» THE TASK: Transcribe the records that follow exactly. Skip the pictures.

>> Begin DATA FOR THE TASK

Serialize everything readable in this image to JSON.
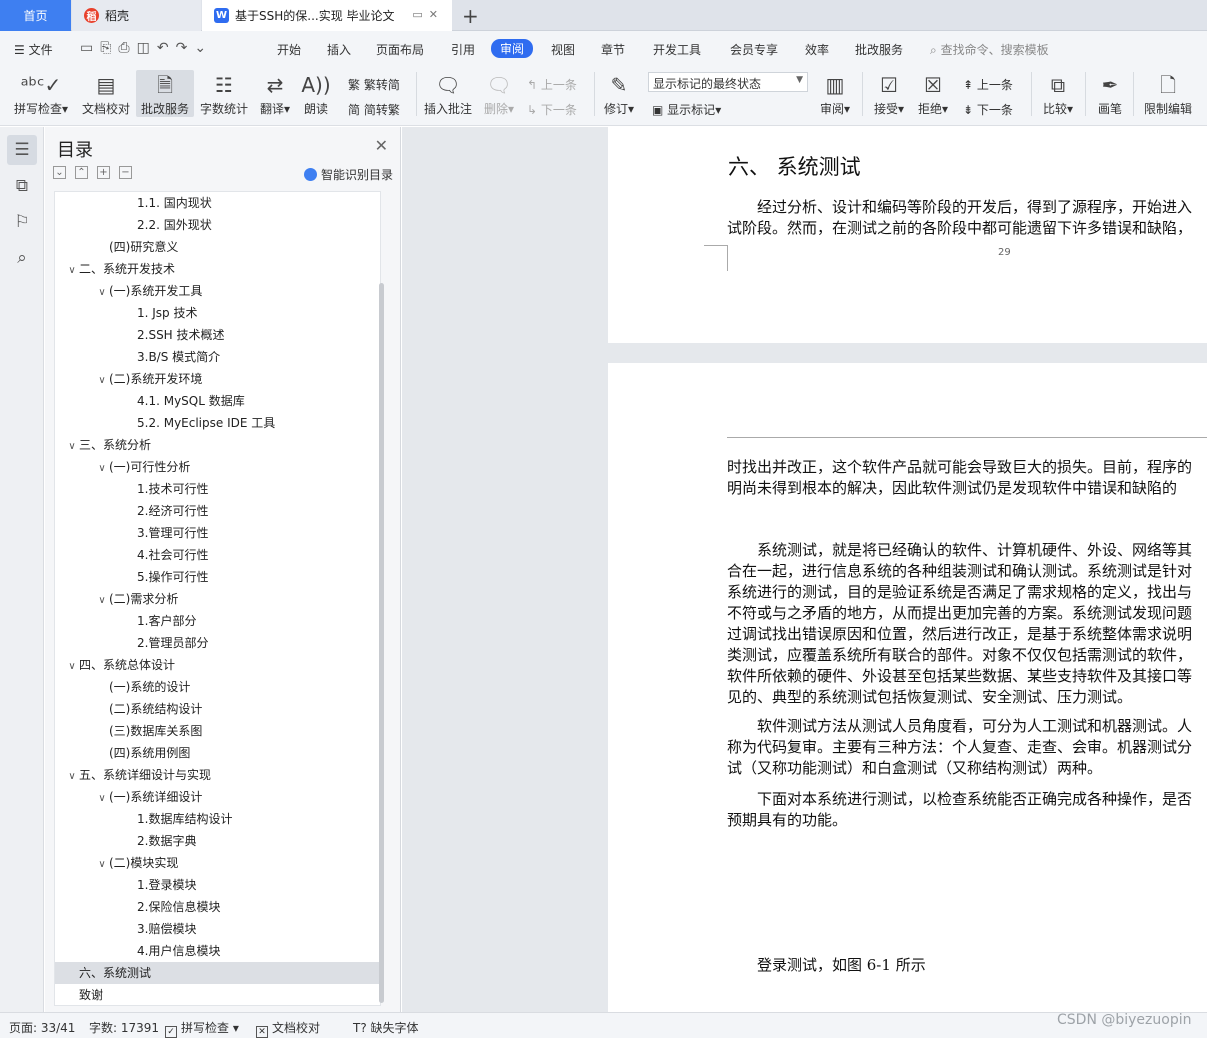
{
  "tabs": {
    "home": "首页",
    "shell": "稻壳",
    "doc": "基于SSH的保...实现 毕业论文",
    "add": "+"
  },
  "menu": {
    "file": "文件",
    "items": [
      "开始",
      "插入",
      "页面布局",
      "引用",
      "审阅",
      "视图",
      "章节",
      "开发工具",
      "会员专享",
      "效率",
      "批改服务"
    ],
    "active": "审阅",
    "search": "查找命令、搜索模板"
  },
  "ribbon": {
    "spell": "拼写检查",
    "proof": "文档校对",
    "grading": "批改服务",
    "wordcount": "字数统计",
    "translate": "翻译",
    "read": "朗读",
    "to_trad": "繁转简",
    "to_simp": "简转繁",
    "insert_comment": "插入批注",
    "delete": "删除",
    "prev": "上一条",
    "next": "下一条",
    "revise": "修订",
    "markup_state": "显示标记的最终状态",
    "show_markup": "显示标记",
    "review": "审阅",
    "accept": "接受",
    "reject": "拒绝",
    "prev2": "上一条",
    "next2": "下一条",
    "compare": "比较",
    "pen": "画笔",
    "restrict": "限制编辑"
  },
  "toc": {
    "title": "目录",
    "ai_label": "智能识别目录",
    "items": [
      {
        "label": "1.1. 国内现状",
        "level": 3,
        "arrow": ""
      },
      {
        "label": "2.2. 国外现状",
        "level": 3,
        "arrow": ""
      },
      {
        "label": "(四)研究意义",
        "level": 2,
        "arrow": ""
      },
      {
        "label": "二、系统开发技术",
        "level": 1,
        "arrow": "∨"
      },
      {
        "label": "(一)系统开发工具",
        "level": 2,
        "arrow": "∨"
      },
      {
        "label": "1. Jsp 技术",
        "level": 3,
        "arrow": ""
      },
      {
        "label": "2.SSH 技术概述",
        "level": 3,
        "arrow": ""
      },
      {
        "label": "3.B/S 模式简介",
        "level": 3,
        "arrow": ""
      },
      {
        "label": "(二)系统开发环境",
        "level": 2,
        "arrow": "∨"
      },
      {
        "label": "4.1. MySQL 数据库",
        "level": 3,
        "arrow": ""
      },
      {
        "label": "5.2. MyEclipse IDE 工具",
        "level": 3,
        "arrow": ""
      },
      {
        "label": "三、系统分析",
        "level": 1,
        "arrow": "∨"
      },
      {
        "label": "(一)可行性分析",
        "level": 2,
        "arrow": "∨"
      },
      {
        "label": "1.技术可行性",
        "level": 3,
        "arrow": ""
      },
      {
        "label": "2.经济可行性",
        "level": 3,
        "arrow": ""
      },
      {
        "label": "3.管理可行性",
        "level": 3,
        "arrow": ""
      },
      {
        "label": "4.社会可行性",
        "level": 3,
        "arrow": ""
      },
      {
        "label": "5.操作可行性",
        "level": 3,
        "arrow": ""
      },
      {
        "label": "(二)需求分析",
        "level": 2,
        "arrow": "∨"
      },
      {
        "label": "1.客户部分",
        "level": 3,
        "arrow": ""
      },
      {
        "label": "2.管理员部分",
        "level": 3,
        "arrow": ""
      },
      {
        "label": "四、系统总体设计",
        "level": 1,
        "arrow": "∨"
      },
      {
        "label": "(一)系统的设计",
        "level": 2,
        "arrow": ""
      },
      {
        "label": "(二)系统结构设计",
        "level": 2,
        "arrow": ""
      },
      {
        "label": "(三)数据库关系图",
        "level": 2,
        "arrow": ""
      },
      {
        "label": "(四)系统用例图",
        "level": 2,
        "arrow": ""
      },
      {
        "label": "五、系统详细设计与实现",
        "level": 1,
        "arrow": "∨"
      },
      {
        "label": "(一)系统详细设计",
        "level": 2,
        "arrow": "∨"
      },
      {
        "label": "1.数据库结构设计",
        "level": 3,
        "arrow": ""
      },
      {
        "label": "2.数据字典",
        "level": 3,
        "arrow": ""
      },
      {
        "label": "(二)模块实现",
        "level": 2,
        "arrow": "∨"
      },
      {
        "label": "1.登录模块",
        "level": 3,
        "arrow": ""
      },
      {
        "label": "2.保险信息模块",
        "level": 3,
        "arrow": ""
      },
      {
        "label": "3.赔偿模块",
        "level": 3,
        "arrow": ""
      },
      {
        "label": "4.用户信息模块",
        "level": 3,
        "arrow": ""
      },
      {
        "label": "六、系统测试",
        "level": 1,
        "arrow": "",
        "selected": true
      },
      {
        "label": "致谢",
        "level": 1,
        "arrow": ""
      }
    ]
  },
  "document": {
    "heading": "六、 系统测试",
    "page1_lines": [
      "　　经过分析、设计和编码等阶段的开发后，得到了源程序，开始进入",
      "试阶段。然而，在测试之前的各阶段中都可能遗留下许多错误和缺陷，"
    ],
    "page_number": "29",
    "p1_lines": [
      "时找出并改正，这个软件产品就可能会导致巨大的损失。目前，程序的",
      "明尚未得到根本的解决，因此软件测试仍是发现软件中错误和缺陷的"
    ],
    "p2_lines": [
      "　　系统测试，就是将已经确认的软件、计算机硬件、外设、网络等其",
      "合在一起，进行信息系统的各种组装测试和确认测试。系统测试是针对",
      "系统进行的测试，目的是验证系统是否满足了需求规格的定义，找出与",
      "不符或与之矛盾的地方，从而提出更加完善的方案。系统测试发现问题",
      "过调试找出错误原因和位置，然后进行改正，是基于系统整体需求说明",
      "类测试，应覆盖系统所有联合的部件。对象不仅仅包括需测试的软件，",
      "软件所依赖的硬件、外设甚至包括某些数据、某些支持软件及其接口等",
      "见的、典型的系统测试包括恢复测试、安全测试、压力测试。"
    ],
    "p3_lines": [
      "　　软件测试方法从测试人员角度看，可分为人工测试和机器测试。人",
      "称为代码复审。主要有三种方法：个人复查、走查、会审。机器测试分",
      "试（又称功能测试）和白盒测试（又称结构测试）两种。"
    ],
    "p4_lines": [
      "　　下面对本系统进行测试，以检查系统能否正确完成各种操作，是否",
      "预期具有的功能。"
    ],
    "p5": "　　登录测试，如图 6-1 所示"
  },
  "status": {
    "page": "页面: 33/41",
    "wordcount": "字数: 17391",
    "spell": "拼写检查",
    "proof": "文档校对",
    "missing_font": "缺失字体"
  },
  "watermark": "CSDN @biyezuopin",
  "colors": {
    "accent": "#3e7ff1",
    "active_menu": "#2f6cf0",
    "shell_icon": "#e8412c"
  }
}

>> End DATA FOR THE TASK

» ANSWER TO THIS PROBLEM:
Serialize everything readable in this image to JSON.
{
  "tabs": {
    "home": "首页",
    "shell": "稻壳",
    "doc": "基于SSH的保...实现 毕业论文",
    "add": "+"
  },
  "menu": {
    "file": "文件",
    "items": [
      "开始",
      "插入",
      "页面布局",
      "引用",
      "审阅",
      "视图",
      "章节",
      "开发工具",
      "会员专享",
      "效率",
      "批改服务"
    ],
    "active": "审阅",
    "search": "查找命令、搜索模板"
  },
  "ribbon": {
    "spell": "拼写检查",
    "proof": "文档校对",
    "grading": "批改服务",
    "wordcount": "字数统计",
    "translate": "翻译",
    "read": "朗读",
    "to_trad": "繁转简",
    "to_simp": "简转繁",
    "insert_comment": "插入批注",
    "delete": "删除",
    "prev": "上一条",
    "next": "下一条",
    "revise": "修订",
    "markup_state": "显示标记的最终状态",
    "show_markup": "显示标记",
    "review": "审阅",
    "accept": "接受",
    "reject": "拒绝",
    "prev2": "上一条",
    "next2": "下一条",
    "compare": "比较",
    "pen": "画笔",
    "restrict": "限制编辑"
  },
  "toc": {
    "title": "目录",
    "ai_label": "智能识别目录",
    "items": [
      {
        "label": "1.1. 国内现状",
        "level": 3,
        "arrow": ""
      },
      {
        "label": "2.2. 国外现状",
        "level": 3,
        "arrow": ""
      },
      {
        "label": "(四)研究意义",
        "level": 2,
        "arrow": ""
      },
      {
        "label": "二、系统开发技术",
        "level": 1,
        "arrow": "∨"
      },
      {
        "label": "(一)系统开发工具",
        "level": 2,
        "arrow": "∨"
      },
      {
        "label": "1. Jsp 技术",
        "level": 3,
        "arrow": ""
      },
      {
        "label": "2.SSH 技术概述",
        "level": 3,
        "arrow": ""
      },
      {
        "label": "3.B/S 模式简介",
        "level": 3,
        "arrow": ""
      },
      {
        "label": "(二)系统开发环境",
        "level": 2,
        "arrow": "∨"
      },
      {
        "label": "4.1. MySQL 数据库",
        "level": 3,
        "arrow": ""
      },
      {
        "label": "5.2. MyEclipse IDE 工具",
        "level": 3,
        "arrow": ""
      },
      {
        "label": "三、系统分析",
        "level": 1,
        "arrow": "∨"
      },
      {
        "label": "(一)可行性分析",
        "level": 2,
        "arrow": "∨"
      },
      {
        "label": "1.技术可行性",
        "level": 3,
        "arrow": ""
      },
      {
        "label": "2.经济可行性",
        "level": 3,
        "arrow": ""
      },
      {
        "label": "3.管理可行性",
        "level": 3,
        "arrow": ""
      },
      {
        "label": "4.社会可行性",
        "level": 3,
        "arrow": ""
      },
      {
        "label": "5.操作可行性",
        "level": 3,
        "arrow": ""
      },
      {
        "label": "(二)需求分析",
        "level": 2,
        "arrow": "∨"
      },
      {
        "label": "1.客户部分",
        "level": 3,
        "arrow": ""
      },
      {
        "label": "2.管理员部分",
        "level": 3,
        "arrow": ""
      },
      {
        "label": "四、系统总体设计",
        "level": 1,
        "arrow": "∨"
      },
      {
        "label": "(一)系统的设计",
        "level": 2,
        "arrow": ""
      },
      {
        "label": "(二)系统结构设计",
        "level": 2,
        "arrow": ""
      },
      {
        "label": "(三)数据库关系图",
        "level": 2,
        "arrow": ""
      },
      {
        "label": "(四)系统用例图",
        "level": 2,
        "arrow": ""
      },
      {
        "label": "五、系统详细设计与实现",
        "level": 1,
        "arrow": "∨"
      },
      {
        "label": "(一)系统详细设计",
        "level": 2,
        "arrow": "∨"
      },
      {
        "label": "1.数据库结构设计",
        "level": 3,
        "arrow": ""
      },
      {
        "label": "2.数据字典",
        "level": 3,
        "arrow": ""
      },
      {
        "label": "(二)模块实现",
        "level": 2,
        "arrow": "∨"
      },
      {
        "label": "1.登录模块",
        "level": 3,
        "arrow": ""
      },
      {
        "label": "2.保险信息模块",
        "level": 3,
        "arrow": ""
      },
      {
        "label": "3.赔偿模块",
        "level": 3,
        "arrow": ""
      },
      {
        "label": "4.用户信息模块",
        "level": 3,
        "arrow": ""
      },
      {
        "label": "六、系统测试",
        "level": 1,
        "arrow": "",
        "selected": true
      },
      {
        "label": "致谢",
        "level": 1,
        "arrow": ""
      }
    ]
  },
  "document": {
    "heading": "六、 系统测试",
    "page1_lines": [
      "　　经过分析、设计和编码等阶段的开发后，得到了源程序，开始进入",
      "试阶段。然而，在测试之前的各阶段中都可能遗留下许多错误和缺陷，"
    ],
    "page_number": "29",
    "p1_lines": [
      "时找出并改正，这个软件产品就可能会导致巨大的损失。目前，程序的",
      "明尚未得到根本的解决，因此软件测试仍是发现软件中错误和缺陷的"
    ],
    "p2_lines": [
      "　　系统测试，就是将已经确认的软件、计算机硬件、外设、网络等其",
      "合在一起，进行信息系统的各种组装测试和确认测试。系统测试是针对",
      "系统进行的测试，目的是验证系统是否满足了需求规格的定义，找出与",
      "不符或与之矛盾的地方，从而提出更加完善的方案。系统测试发现问题",
      "过调试找出错误原因和位置，然后进行改正，是基于系统整体需求说明",
      "类测试，应覆盖系统所有联合的部件。对象不仅仅包括需测试的软件，",
      "软件所依赖的硬件、外设甚至包括某些数据、某些支持软件及其接口等",
      "见的、典型的系统测试包括恢复测试、安全测试、压力测试。"
    ],
    "p3_lines": [
      "　　软件测试方法从测试人员角度看，可分为人工测试和机器测试。人",
      "称为代码复审。主要有三种方法：个人复查、走查、会审。机器测试分",
      "试（又称功能测试）和白盒测试（又称结构测试）两种。"
    ],
    "p4_lines": [
      "　　下面对本系统进行测试，以检查系统能否正确完成各种操作，是否",
      "预期具有的功能。"
    ],
    "p5": "　　登录测试，如图 6-1 所示"
  },
  "status": {
    "page": "页面: 33/41",
    "wordcount": "字数: 17391",
    "spell": "拼写检查",
    "proof": "文档校对",
    "missing_font": "缺失字体"
  },
  "watermark": "CSDN @biyezuopin",
  "colors": {
    "accent": "#3e7ff1",
    "active_menu": "#2f6cf0",
    "shell_icon": "#e8412c"
  }
}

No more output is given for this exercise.